CHALLENGE - Without including any images, repeat the data exactly.

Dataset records
..........
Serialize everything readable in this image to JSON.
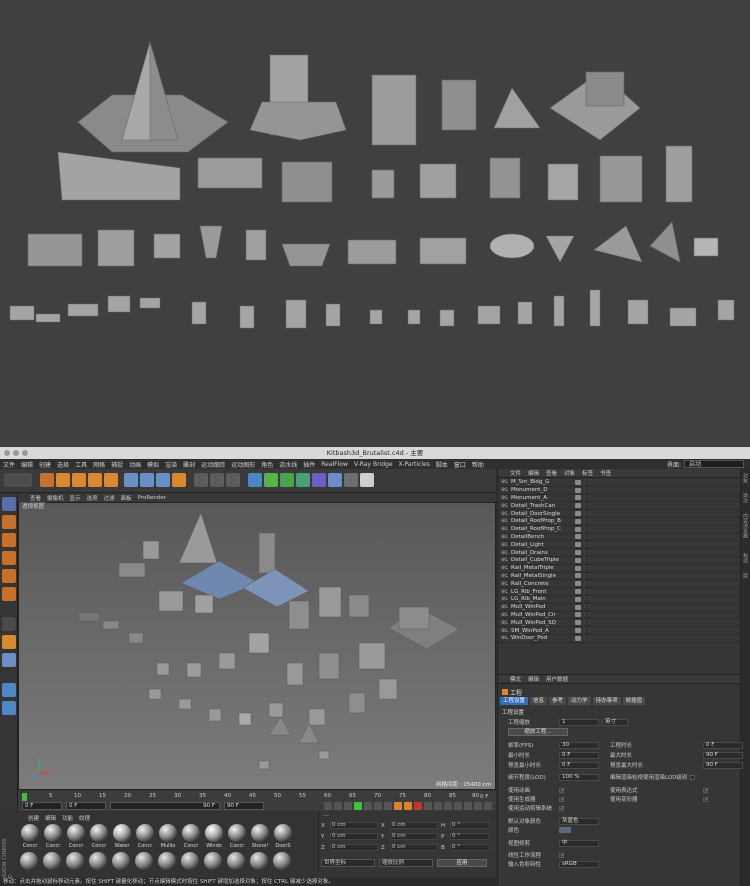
{
  "window": {
    "title": "Kitbash3d_Brutalist.c4d - 主要"
  },
  "menubar": {
    "items": [
      "文件",
      "编辑",
      "创建",
      "选择",
      "工具",
      "网格",
      "捕捉",
      "动画",
      "模拟",
      "渲染",
      "雕刻",
      "运动跟踪",
      "运动图形",
      "角色",
      "流水线",
      "插件",
      "RealFlow",
      "V-Ray Bridge",
      "X-Particles",
      "脚本",
      "窗口",
      "帮助"
    ],
    "layout_label": "界面:",
    "layout_value": "启动"
  },
  "viewport": {
    "menu": [
      "查看",
      "摄像机",
      "显示",
      "选项",
      "过滤",
      "面板",
      "ProRender"
    ],
    "label": "透视视图",
    "grid_info": "网格间距 : 25400 cm"
  },
  "timeline": {
    "ticks": [
      "0",
      "5",
      "10",
      "15",
      "20",
      "25",
      "30",
      "35",
      "40",
      "45",
      "50",
      "55",
      "60",
      "65",
      "70",
      "75",
      "80",
      "85",
      "90"
    ],
    "end_label": "0 F",
    "start_field": "0 F",
    "current_field": "0 F",
    "min_field": "90 F",
    "max_field": "90 F"
  },
  "materials": {
    "menu": [
      "创建",
      "编辑",
      "功能",
      "纹理"
    ],
    "items": [
      "Concr",
      "Concr",
      "Concr",
      "Concr",
      "Water",
      "Concr",
      "Mullio",
      "Concr",
      "Windo",
      "Concr",
      "Stone!",
      "DoorS"
    ],
    "side_label": "MAXON CINEMA 4D"
  },
  "coords": {
    "header": "---",
    "rows": [
      {
        "l1": "X",
        "v1": "0 cm",
        "l2": "X",
        "v2": "0 cm",
        "l3": "H",
        "v3": "0 °"
      },
      {
        "l1": "Y",
        "v1": "0 cm",
        "l2": "Y",
        "v2": "0 cm",
        "l3": "P",
        "v3": "0 °"
      },
      {
        "l1": "Z",
        "v1": "0 cm",
        "l2": "Z",
        "v2": "0 cm",
        "l3": "B",
        "v3": "0 °"
      }
    ],
    "mode1": "世界坐标",
    "mode2": "缩放比例",
    "apply": "应用"
  },
  "objects": {
    "menu": [
      "文件",
      "编辑",
      "查看",
      "对象",
      "标签",
      "书签"
    ],
    "items": [
      "M_Sm_Bldg_G",
      "Monument_D",
      "Monument_A",
      "Detail_TrashCan",
      "Detail_DoorSingle",
      "Detail_RoofProp_B",
      "Detail_RoofProp_C",
      "DetailBench",
      "Detail_Light",
      "Detail_Drains",
      "Detail_CubeTriple",
      "Rail_MetalTriple",
      "Rail_MetalSingle",
      "Rail_Concrete",
      "LG_Rib_Front",
      "LG_Rib_Main",
      "Mull_WinPod",
      "Mull_WinPod_Cir",
      "Mull_WinPod_SQ",
      "SM_WinPod_A",
      "WinDoor_Pod"
    ]
  },
  "side_tabs": [
    "对象",
    "场次",
    "内容浏览器",
    "构造",
    "层"
  ],
  "attributes": {
    "menu": [
      "模式",
      "编辑",
      "用户数据"
    ],
    "title": "工程",
    "tabs": [
      "工程设置",
      "信息",
      "参考",
      "动力学",
      "待办事项",
      "帧插值"
    ],
    "section": "工程设置",
    "scale_label": "工程缩放",
    "scale_value": "1",
    "scale_unit": "英寸",
    "scale_button": "缩放工程...",
    "fps_label": "帧率(FPS)",
    "fps_value": "30",
    "project_time_label": "工程时长",
    "project_time_value": "0 F",
    "min_time_label": "最小时长",
    "min_time_value": "0 F",
    "max_time_label": "最大时长",
    "max_time_value": "90 F",
    "preview_min_label": "预览最小时长",
    "preview_min_value": "0 F",
    "preview_max_label": "预览最大时长",
    "preview_max_value": "90 F",
    "lod_label": "细节程度(LOD)",
    "lod_value": "100 %",
    "lod_check_label": "编辑渲染检视使用渲染LOD级别",
    "anim_label": "使用动画",
    "expr_label": "使用表达式",
    "gen_label": "使用生成器",
    "deform_label": "使用变形器",
    "motion_label": "使用运动剪辑系统",
    "default_color_label": "默认对象颜色",
    "default_color_value": "灰蓝色",
    "color_label": "颜色",
    "view_clip_label": "视图修剪",
    "view_clip_value": "中",
    "linear_label": "线性工作流程",
    "input_color_label": "输入色彩特性",
    "input_color_value": "sRGB"
  },
  "statusbar": {
    "text": "移动：点击并拖动鼠标移动元素。按住 SHIFT 键量化移动；节点编辑模式时按住 SHIFT 键增加选择对象；按住 CTRL 键减少选择对象。"
  }
}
..........
OUTPUT FOR THIS TASK -
Serialize everything readable in this image to JSON.
{
  "window": {
    "title": "Kitbash3d_Brutalist.c4d - 主要"
  },
  "menubar": {
    "items": [
      "文件",
      "编辑",
      "创建",
      "选择",
      "工具",
      "网格",
      "捕捉",
      "动画",
      "模拟",
      "渲染",
      "雕刻",
      "运动跟踪",
      "运动图形",
      "角色",
      "流水线",
      "插件",
      "RealFlow",
      "V-Ray Bridge",
      "X-Particles",
      "脚本",
      "窗口",
      "帮助"
    ],
    "layout_label": "界面:",
    "layout_value": "启动"
  },
  "viewport": {
    "menu": [
      "查看",
      "摄像机",
      "显示",
      "选项",
      "过滤",
      "面板",
      "ProRender"
    ],
    "label": "透视视图",
    "grid_info": "网格间距 : 25400 cm"
  },
  "timeline": {
    "ticks": [
      "0",
      "5",
      "10",
      "15",
      "20",
      "25",
      "30",
      "35",
      "40",
      "45",
      "50",
      "55",
      "60",
      "65",
      "70",
      "75",
      "80",
      "85",
      "90"
    ],
    "end_label": "0 F",
    "start_field": "0 F",
    "current_field": "0 F",
    "min_field": "90 F",
    "max_field": "90 F"
  },
  "materials": {
    "menu": [
      "创建",
      "编辑",
      "功能",
      "纹理"
    ],
    "items": [
      "Concr",
      "Concr",
      "Concr",
      "Concr",
      "Water",
      "Concr",
      "Mullio",
      "Concr",
      "Windo",
      "Concr",
      "Stone!",
      "DoorS"
    ],
    "side_label": "MAXON CINEMA 4D"
  },
  "coords": {
    "header": "---",
    "rows": [
      {
        "l1": "X",
        "v1": "0 cm",
        "l2": "X",
        "v2": "0 cm",
        "l3": "H",
        "v3": "0 °"
      },
      {
        "l1": "Y",
        "v1": "0 cm",
        "l2": "Y",
        "v2": "0 cm",
        "l3": "P",
        "v3": "0 °"
      },
      {
        "l1": "Z",
        "v1": "0 cm",
        "l2": "Z",
        "v2": "0 cm",
        "l3": "B",
        "v3": "0 °"
      }
    ],
    "mode1": "世界坐标",
    "mode2": "缩放比例",
    "apply": "应用"
  },
  "objects": {
    "menu": [
      "文件",
      "编辑",
      "查看",
      "对象",
      "标签",
      "书签"
    ],
    "items": [
      "M_Sm_Bldg_G",
      "Monument_D",
      "Monument_A",
      "Detail_TrashCan",
      "Detail_DoorSingle",
      "Detail_RoofProp_B",
      "Detail_RoofProp_C",
      "DetailBench",
      "Detail_Light",
      "Detail_Drains",
      "Detail_CubeTriple",
      "Rail_MetalTriple",
      "Rail_MetalSingle",
      "Rail_Concrete",
      "LG_Rib_Front",
      "LG_Rib_Main",
      "Mull_WinPod",
      "Mull_WinPod_Cir",
      "Mull_WinPod_SQ",
      "SM_WinPod_A",
      "WinDoor_Pod"
    ]
  },
  "side_tabs": [
    "对象",
    "场次",
    "内容浏览器",
    "构造",
    "层"
  ],
  "attributes": {
    "menu": [
      "模式",
      "编辑",
      "用户数据"
    ],
    "title": "工程",
    "tabs": [
      "工程设置",
      "信息",
      "参考",
      "动力学",
      "待办事项",
      "帧插值"
    ],
    "section": "工程设置",
    "scale_label": "工程缩放",
    "scale_value": "1",
    "scale_unit": "英寸",
    "scale_button": "缩放工程...",
    "fps_label": "帧率(FPS)",
    "fps_value": "30",
    "project_time_label": "工程时长",
    "project_time_value": "0 F",
    "min_time_label": "最小时长",
    "min_time_value": "0 F",
    "max_time_label": "最大时长",
    "max_time_value": "90 F",
    "preview_min_label": "预览最小时长",
    "preview_min_value": "0 F",
    "preview_max_label": "预览最大时长",
    "preview_max_value": "90 F",
    "lod_label": "细节程度(LOD)",
    "lod_value": "100 %",
    "lod_check_label": "编辑渲染检视使用渲染LOD级别",
    "anim_label": "使用动画",
    "expr_label": "使用表达式",
    "gen_label": "使用生成器",
    "deform_label": "使用变形器",
    "motion_label": "使用运动剪辑系统",
    "default_color_label": "默认对象颜色",
    "default_color_value": "灰蓝色",
    "color_label": "颜色",
    "view_clip_label": "视图修剪",
    "view_clip_value": "中",
    "linear_label": "线性工作流程",
    "input_color_label": "输入色彩特性",
    "input_color_value": "sRGB"
  },
  "statusbar": {
    "text": "移动：点击并拖动鼠标移动元素。按住 SHIFT 键量化移动；节点编辑模式时按住 SHIFT 键增加选择对象；按住 CTRL 键减少选择对象。"
  }
}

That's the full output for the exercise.